● WHAT IS NEEDED:
Read the records below and copy each line that contains "NARIÑO".
::: DATASET EXCERPTS
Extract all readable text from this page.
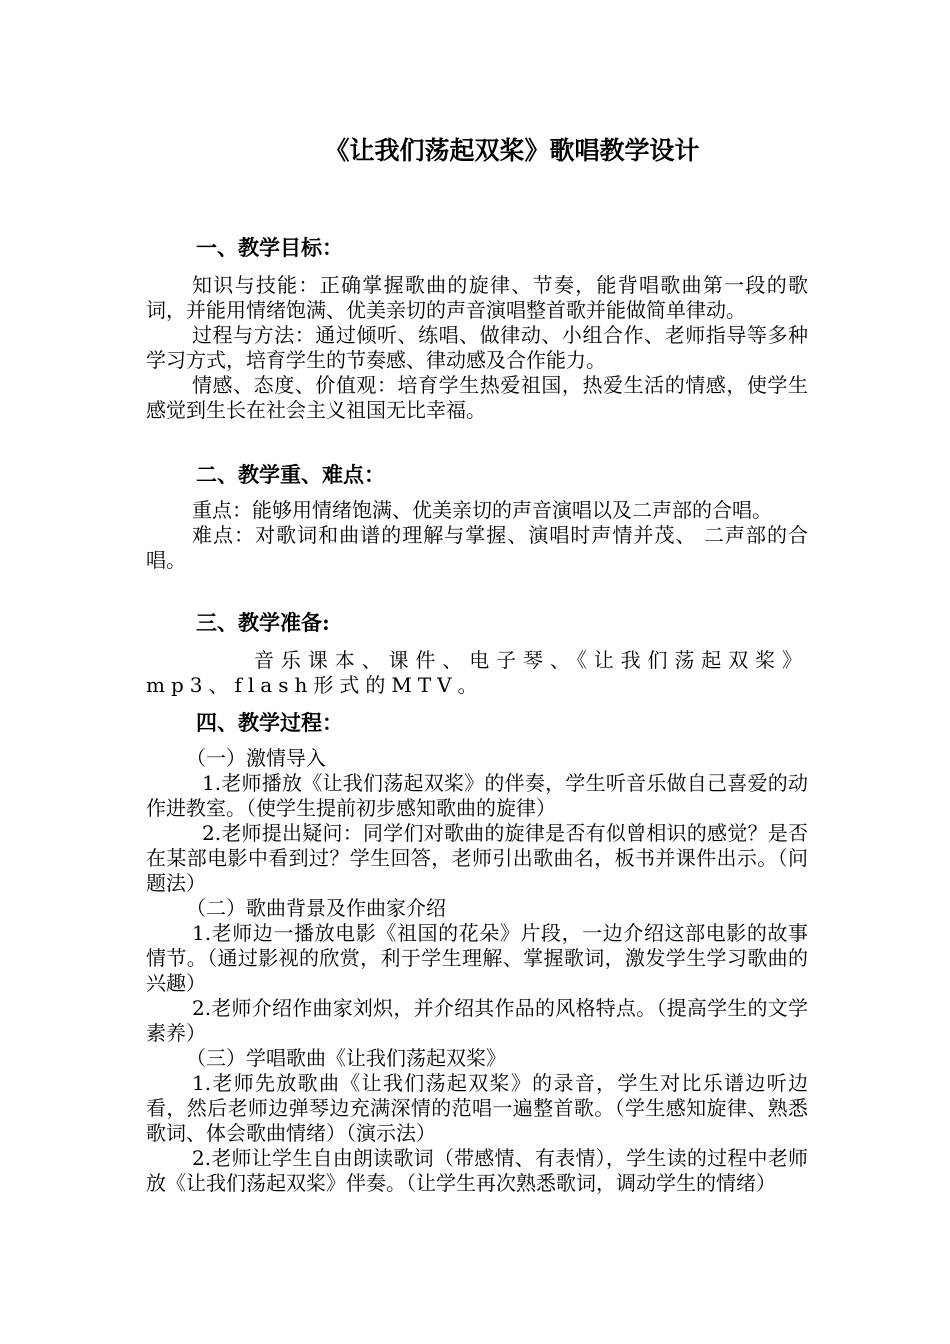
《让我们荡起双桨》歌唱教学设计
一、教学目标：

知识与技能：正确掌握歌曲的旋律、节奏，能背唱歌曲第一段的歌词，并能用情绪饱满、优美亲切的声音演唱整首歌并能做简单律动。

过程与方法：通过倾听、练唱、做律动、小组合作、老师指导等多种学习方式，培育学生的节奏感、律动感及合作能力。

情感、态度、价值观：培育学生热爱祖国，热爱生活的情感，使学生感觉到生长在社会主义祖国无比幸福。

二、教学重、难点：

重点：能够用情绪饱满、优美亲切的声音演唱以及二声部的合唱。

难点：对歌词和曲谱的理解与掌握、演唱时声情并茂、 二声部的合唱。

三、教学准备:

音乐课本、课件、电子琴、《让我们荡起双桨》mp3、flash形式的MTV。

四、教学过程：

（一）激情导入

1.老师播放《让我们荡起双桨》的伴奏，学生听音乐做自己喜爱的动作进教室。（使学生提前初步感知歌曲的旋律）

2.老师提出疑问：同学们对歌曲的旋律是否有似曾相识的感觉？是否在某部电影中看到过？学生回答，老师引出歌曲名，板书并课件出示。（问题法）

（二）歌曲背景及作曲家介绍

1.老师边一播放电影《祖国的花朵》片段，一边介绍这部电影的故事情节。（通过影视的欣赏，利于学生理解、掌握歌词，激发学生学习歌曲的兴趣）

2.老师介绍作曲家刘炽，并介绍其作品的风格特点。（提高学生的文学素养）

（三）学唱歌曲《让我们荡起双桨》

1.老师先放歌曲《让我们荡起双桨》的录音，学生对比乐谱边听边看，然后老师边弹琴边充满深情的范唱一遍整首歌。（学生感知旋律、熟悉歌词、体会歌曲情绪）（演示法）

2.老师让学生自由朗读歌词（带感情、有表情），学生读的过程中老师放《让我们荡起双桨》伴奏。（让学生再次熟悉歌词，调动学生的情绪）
::::::
::: DATASET EXCERPTS
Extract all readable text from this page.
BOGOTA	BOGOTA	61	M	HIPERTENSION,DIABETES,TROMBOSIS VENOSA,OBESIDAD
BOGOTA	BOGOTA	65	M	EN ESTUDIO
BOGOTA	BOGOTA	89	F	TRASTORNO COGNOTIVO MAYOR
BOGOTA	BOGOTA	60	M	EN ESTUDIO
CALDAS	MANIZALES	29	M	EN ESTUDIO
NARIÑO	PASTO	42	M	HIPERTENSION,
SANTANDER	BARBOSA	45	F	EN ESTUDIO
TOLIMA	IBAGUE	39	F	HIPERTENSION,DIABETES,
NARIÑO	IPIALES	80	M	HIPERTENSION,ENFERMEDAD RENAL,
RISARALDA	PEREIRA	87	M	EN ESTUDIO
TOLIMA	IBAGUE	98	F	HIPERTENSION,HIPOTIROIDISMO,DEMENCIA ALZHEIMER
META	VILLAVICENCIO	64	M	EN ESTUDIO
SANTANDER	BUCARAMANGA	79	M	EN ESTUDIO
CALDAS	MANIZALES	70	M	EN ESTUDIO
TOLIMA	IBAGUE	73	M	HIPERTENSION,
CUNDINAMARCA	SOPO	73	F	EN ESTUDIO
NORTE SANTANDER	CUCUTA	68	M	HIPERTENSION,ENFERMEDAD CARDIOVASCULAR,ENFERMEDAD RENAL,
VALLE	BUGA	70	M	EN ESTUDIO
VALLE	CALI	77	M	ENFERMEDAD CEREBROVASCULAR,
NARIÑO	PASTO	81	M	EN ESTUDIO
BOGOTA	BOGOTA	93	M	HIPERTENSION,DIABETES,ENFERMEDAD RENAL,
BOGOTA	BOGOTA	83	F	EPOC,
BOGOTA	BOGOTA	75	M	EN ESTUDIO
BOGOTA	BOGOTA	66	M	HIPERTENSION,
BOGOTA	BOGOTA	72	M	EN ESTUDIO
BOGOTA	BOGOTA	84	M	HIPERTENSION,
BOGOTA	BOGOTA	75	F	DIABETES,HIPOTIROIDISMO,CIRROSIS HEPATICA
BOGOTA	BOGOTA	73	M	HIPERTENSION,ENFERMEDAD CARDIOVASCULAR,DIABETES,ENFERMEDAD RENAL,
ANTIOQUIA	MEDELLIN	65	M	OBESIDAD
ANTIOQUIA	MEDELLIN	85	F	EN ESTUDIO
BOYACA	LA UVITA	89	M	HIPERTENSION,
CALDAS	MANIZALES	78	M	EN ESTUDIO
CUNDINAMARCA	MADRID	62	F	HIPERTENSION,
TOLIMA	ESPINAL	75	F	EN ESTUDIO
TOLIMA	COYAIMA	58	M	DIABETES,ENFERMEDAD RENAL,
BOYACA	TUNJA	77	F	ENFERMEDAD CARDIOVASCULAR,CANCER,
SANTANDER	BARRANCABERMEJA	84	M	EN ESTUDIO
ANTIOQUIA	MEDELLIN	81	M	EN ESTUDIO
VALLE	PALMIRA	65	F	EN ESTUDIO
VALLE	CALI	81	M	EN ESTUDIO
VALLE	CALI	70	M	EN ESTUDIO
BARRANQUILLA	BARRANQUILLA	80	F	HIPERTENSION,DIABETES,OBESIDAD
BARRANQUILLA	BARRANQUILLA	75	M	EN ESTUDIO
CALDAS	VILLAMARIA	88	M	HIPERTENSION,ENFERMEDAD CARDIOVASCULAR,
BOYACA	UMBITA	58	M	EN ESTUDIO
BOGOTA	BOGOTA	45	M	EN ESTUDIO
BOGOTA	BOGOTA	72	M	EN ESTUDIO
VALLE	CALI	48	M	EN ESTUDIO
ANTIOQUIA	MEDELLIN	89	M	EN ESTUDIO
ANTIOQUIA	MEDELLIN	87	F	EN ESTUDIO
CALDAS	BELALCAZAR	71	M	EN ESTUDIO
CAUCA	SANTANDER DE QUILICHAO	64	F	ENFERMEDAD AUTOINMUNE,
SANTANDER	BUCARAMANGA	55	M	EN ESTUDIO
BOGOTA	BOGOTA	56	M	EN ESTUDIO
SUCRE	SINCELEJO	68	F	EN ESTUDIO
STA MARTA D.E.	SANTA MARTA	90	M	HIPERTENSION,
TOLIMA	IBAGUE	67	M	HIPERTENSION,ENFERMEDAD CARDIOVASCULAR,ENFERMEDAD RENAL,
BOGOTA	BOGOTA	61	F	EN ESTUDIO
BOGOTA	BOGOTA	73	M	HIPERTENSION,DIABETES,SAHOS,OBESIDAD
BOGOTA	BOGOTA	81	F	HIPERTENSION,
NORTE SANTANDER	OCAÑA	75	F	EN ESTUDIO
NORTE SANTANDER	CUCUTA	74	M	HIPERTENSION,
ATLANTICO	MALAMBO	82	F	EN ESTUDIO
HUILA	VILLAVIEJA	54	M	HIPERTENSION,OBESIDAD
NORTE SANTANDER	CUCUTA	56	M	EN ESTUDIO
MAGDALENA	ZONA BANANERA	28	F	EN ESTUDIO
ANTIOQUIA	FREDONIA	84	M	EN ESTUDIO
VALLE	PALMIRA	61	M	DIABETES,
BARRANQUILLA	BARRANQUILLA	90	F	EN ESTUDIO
::::::
● COMPLETED EXERCISE:
NARIÑO	PASTO	42	M	HIPERTENSION,
NARIÑO	IPIALES	80	M	HIPERTENSION,ENFERMEDAD RENAL,
NARIÑO	PASTO	81	M	EN ESTUDIO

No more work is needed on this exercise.